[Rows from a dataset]

========

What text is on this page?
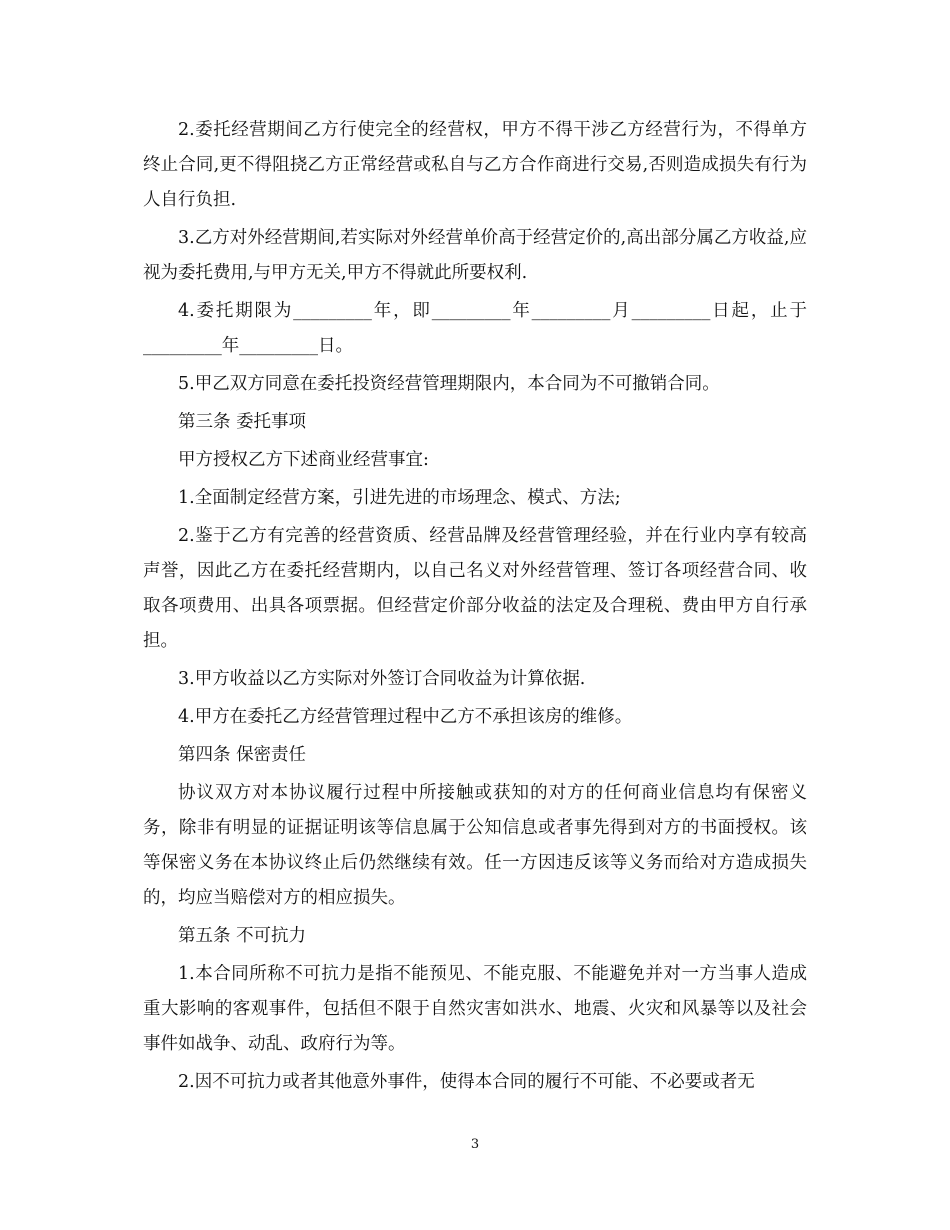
2.委托经营期间乙方行使完全的经营权，甲方不得干涉乙方经营行为，不得单方终止合同,更不得阻挠乙方正常经营或私自与乙方合作商进行交易,否则造成损失有行为人自行负担.

3.乙方对外经营期间,若实际对外经营单价高于经营定价的,高出部分属乙方收益,应视为委托费用,与甲方无关,甲方不得就此所要权利.

4.委托期限为_________年，即_________年_________月_________日起，止于_________年_________日。

5.甲乙双方同意在委托投资经营管理期限内，本合同为不可撤销合同。

第三条 委托事项

甲方授权乙方下述商业经营事宜:

1.全面制定经营方案，引进先进的市场理念、模式、方法;

2.鉴于乙方有完善的经营资质、经营品牌及经营管理经验，并在行业内享有较高声誉，因此乙方在委托经营期内，以自己名义对外经营管理、签订各项经营合同、收取各项费用、出具各项票据。但经营定价部分收益的法定及合理税、费由甲方自行承担。

3.甲方收益以乙方实际对外签订合同收益为计算依据.

4.甲方在委托乙方经营管理过程中乙方不承担该房的维修。

第四条 保密责任

协议双方对本协议履行过程中所接触或获知的对方的任何商业信息均有保密义务，除非有明显的证据证明该等信息属于公知信息或者事先得到对方的书面授权。该等保密义务在本协议终止后仍然继续有效。任一方因违反该等义务而给对方造成损失的，均应当赔偿对方的相应损失。

第五条 不可抗力

1.本合同所称不可抗力是指不能预见、不能克服、不能避免并对一方当事人造成重大影响的客观事件，包括但不限于自然灾害如洪水、地震、火灾和风暴等以及社会事件如战争、动乱、政府行为等。

2.因不可抗力或者其他意外事件，使得本合同的履行不可能、不必要或者无

3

========

§ What the exercise asks:
Quote the entries above word for word. Leave the images out.

§ Reply:
What text is on this page?
2.委托经营期间乙方行使完全的经营权，甲方不得干涉乙方经营行为，不得单方终止合同,更不得阻挠乙方正常经营或私自与乙方合作商进行交易,否则造成损失有行为人自行负担.

3.乙方对外经营期间,若实际对外经营单价高于经营定价的,高出部分属乙方收益,应视为委托费用,与甲方无关,甲方不得就此所要权利.

4.委托期限为_________年，即_________年_________月_________日起，止于_________年_________日。

5.甲乙双方同意在委托投资经营管理期限内，本合同为不可撤销合同。

第三条 委托事项

甲方授权乙方下述商业经营事宜:

1.全面制定经营方案，引进先进的市场理念、模式、方法;

2.鉴于乙方有完善的经营资质、经营品牌及经营管理经验，并在行业内享有较高声誉，因此乙方在委托经营期内，以自己名义对外经营管理、签订各项经营合同、收取各项费用、出具各项票据。但经营定价部分收益的法定及合理税、费由甲方自行承担。

3.甲方收益以乙方实际对外签订合同收益为计算依据.

4.甲方在委托乙方经营管理过程中乙方不承担该房的维修。

第四条 保密责任

协议双方对本协议履行过程中所接触或获知的对方的任何商业信息均有保密义务，除非有明显的证据证明该等信息属于公知信息或者事先得到对方的书面授权。该等保密义务在本协议终止后仍然继续有效。任一方因违反该等义务而给对方造成损失的，均应当赔偿对方的相应损失。

第五条 不可抗力

1.本合同所称不可抗力是指不能预见、不能克服、不能避免并对一方当事人造成重大影响的客观事件，包括但不限于自然灾害如洪水、地震、火灾和风暴等以及社会事件如战争、动乱、政府行为等。

2.因不可抗力或者其他意外事件，使得本合同的履行不可能、不必要或者无

3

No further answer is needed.